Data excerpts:
◆ ◆ ◆ ◆ ◆ ◆ ◆
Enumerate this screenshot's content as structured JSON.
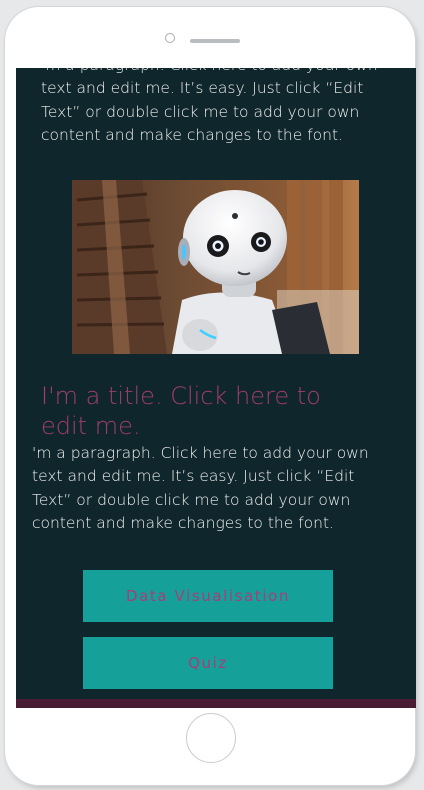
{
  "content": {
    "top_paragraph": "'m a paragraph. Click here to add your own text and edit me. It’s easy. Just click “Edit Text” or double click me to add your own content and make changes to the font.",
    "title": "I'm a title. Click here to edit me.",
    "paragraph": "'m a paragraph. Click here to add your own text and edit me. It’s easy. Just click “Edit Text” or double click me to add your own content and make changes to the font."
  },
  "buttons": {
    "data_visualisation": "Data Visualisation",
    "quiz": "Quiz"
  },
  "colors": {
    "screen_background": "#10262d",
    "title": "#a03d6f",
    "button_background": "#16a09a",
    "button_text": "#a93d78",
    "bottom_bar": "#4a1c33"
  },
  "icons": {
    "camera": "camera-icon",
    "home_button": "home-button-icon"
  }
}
◆ ◆ ◆ ◆ ◆ ◆ ◆
▸ What you should do:
Take the entries shown above and quote them verbatim, passing over the pictures.

▸ Output of the exercise:
Enumerate this screenshot's content as structured JSON.
{
  "content": {
    "top_paragraph": "'m a paragraph. Click here to add your own text and edit me. It’s easy. Just click “Edit Text” or double click me to add your own content and make changes to the font.",
    "title": "I'm a title. Click here to edit me.",
    "paragraph": "'m a paragraph. Click here to add your own text and edit me. It’s easy. Just click “Edit Text” or double click me to add your own content and make changes to the font."
  },
  "buttons": {
    "data_visualisation": "Data Visualisation",
    "quiz": "Quiz"
  },
  "colors": {
    "screen_background": "#10262d",
    "title": "#a03d6f",
    "button_background": "#16a09a",
    "button_text": "#a93d78",
    "bottom_bar": "#4a1c33"
  },
  "icons": {
    "camera": "camera-icon",
    "home_button": "home-button-icon"
  }
}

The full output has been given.